(OBJECTIVE):
Give back the entire listing verbatim.

(ENTRIES):
---*---
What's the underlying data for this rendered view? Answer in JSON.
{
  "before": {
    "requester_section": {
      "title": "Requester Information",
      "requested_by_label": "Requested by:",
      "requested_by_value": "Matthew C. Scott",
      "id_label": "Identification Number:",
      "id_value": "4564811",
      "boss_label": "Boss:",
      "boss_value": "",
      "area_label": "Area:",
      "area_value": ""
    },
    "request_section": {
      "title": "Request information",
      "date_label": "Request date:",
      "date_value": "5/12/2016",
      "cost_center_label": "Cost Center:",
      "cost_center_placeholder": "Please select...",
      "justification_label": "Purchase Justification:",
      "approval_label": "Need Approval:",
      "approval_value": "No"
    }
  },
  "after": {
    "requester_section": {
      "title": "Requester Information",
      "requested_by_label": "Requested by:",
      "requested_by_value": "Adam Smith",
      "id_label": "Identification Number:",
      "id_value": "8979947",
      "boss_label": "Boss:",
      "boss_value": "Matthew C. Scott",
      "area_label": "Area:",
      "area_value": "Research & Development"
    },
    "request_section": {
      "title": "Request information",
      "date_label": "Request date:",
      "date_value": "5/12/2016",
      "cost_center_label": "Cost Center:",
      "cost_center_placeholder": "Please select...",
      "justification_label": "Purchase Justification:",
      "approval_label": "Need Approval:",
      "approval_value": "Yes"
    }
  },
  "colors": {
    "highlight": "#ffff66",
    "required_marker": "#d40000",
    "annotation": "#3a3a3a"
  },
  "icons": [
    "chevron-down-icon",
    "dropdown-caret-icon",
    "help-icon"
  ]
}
---*---
(RESPONSE FOR THIS EXERCISE):
What's the underlying data for this rendered view? Answer in JSON.
{
  "before": {
    "requester_section": {
      "title": "Requester Information",
      "requested_by_label": "Requested by:",
      "requested_by_value": "Matthew C. Scott",
      "id_label": "Identification Number:",
      "id_value": "4564811",
      "boss_label": "Boss:",
      "boss_value": "",
      "area_label": "Area:",
      "area_value": ""
    },
    "request_section": {
      "title": "Request information",
      "date_label": "Request date:",
      "date_value": "5/12/2016",
      "cost_center_label": "Cost Center:",
      "cost_center_placeholder": "Please select...",
      "justification_label": "Purchase Justification:",
      "approval_label": "Need Approval:",
      "approval_value": "No"
    }
  },
  "after": {
    "requester_section": {
      "title": "Requester Information",
      "requested_by_label": "Requested by:",
      "requested_by_value": "Adam Smith",
      "id_label": "Identification Number:",
      "id_value": "8979947",
      "boss_label": "Boss:",
      "boss_value": "Matthew C. Scott",
      "area_label": "Area:",
      "area_value": "Research & Development"
    },
    "request_section": {
      "title": "Request information",
      "date_label": "Request date:",
      "date_value": "5/12/2016",
      "cost_center_label": "Cost Center:",
      "cost_center_placeholder": "Please select...",
      "justification_label": "Purchase Justification:",
      "approval_label": "Need Approval:",
      "approval_value": "Yes"
    }
  },
  "colors": {
    "highlight": "#ffff66",
    "required_marker": "#d40000",
    "annotation": "#3a3a3a"
  },
  "icons": [
    "chevron-down-icon",
    "dropdown-caret-icon",
    "help-icon"
  ]
}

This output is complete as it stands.